SET PROBLEM - Extract from the listing each line in which the word "Land" appears.

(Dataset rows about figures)
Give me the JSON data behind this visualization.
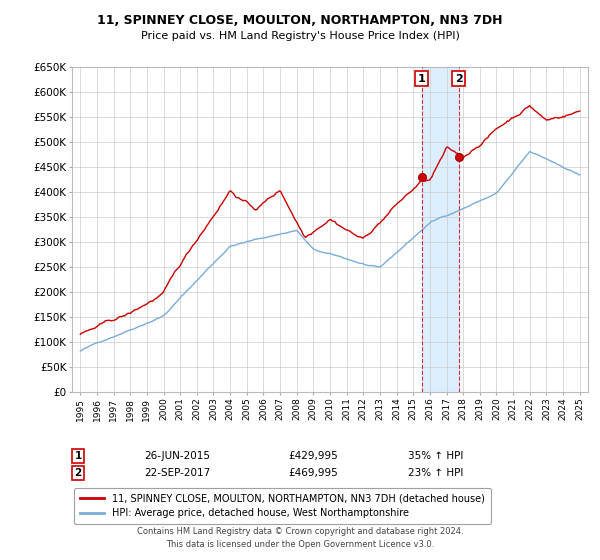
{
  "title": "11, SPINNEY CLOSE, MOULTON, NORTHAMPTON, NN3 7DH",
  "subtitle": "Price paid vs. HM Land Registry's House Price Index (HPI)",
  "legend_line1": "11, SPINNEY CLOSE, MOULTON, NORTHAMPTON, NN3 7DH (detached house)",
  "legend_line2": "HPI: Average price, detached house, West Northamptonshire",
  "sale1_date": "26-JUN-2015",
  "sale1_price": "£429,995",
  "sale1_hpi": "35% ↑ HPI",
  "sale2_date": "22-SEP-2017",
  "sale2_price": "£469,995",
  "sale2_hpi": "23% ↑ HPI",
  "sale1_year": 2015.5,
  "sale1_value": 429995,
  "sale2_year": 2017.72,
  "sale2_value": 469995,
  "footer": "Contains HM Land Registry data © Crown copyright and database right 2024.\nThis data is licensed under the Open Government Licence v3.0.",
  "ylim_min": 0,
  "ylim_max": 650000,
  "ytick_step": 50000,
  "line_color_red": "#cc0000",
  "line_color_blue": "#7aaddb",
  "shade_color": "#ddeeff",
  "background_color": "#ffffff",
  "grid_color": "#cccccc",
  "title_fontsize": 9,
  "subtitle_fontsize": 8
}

FULL SOLUTION -
  "subtitle": "Price paid vs. HM Land Registry's House Price Index (HPI)",
  "footer": "Contains HM Land Registry data © Crown copyright and database right 2024.\nThis data is licensed under the Open Government Licence v3.0.",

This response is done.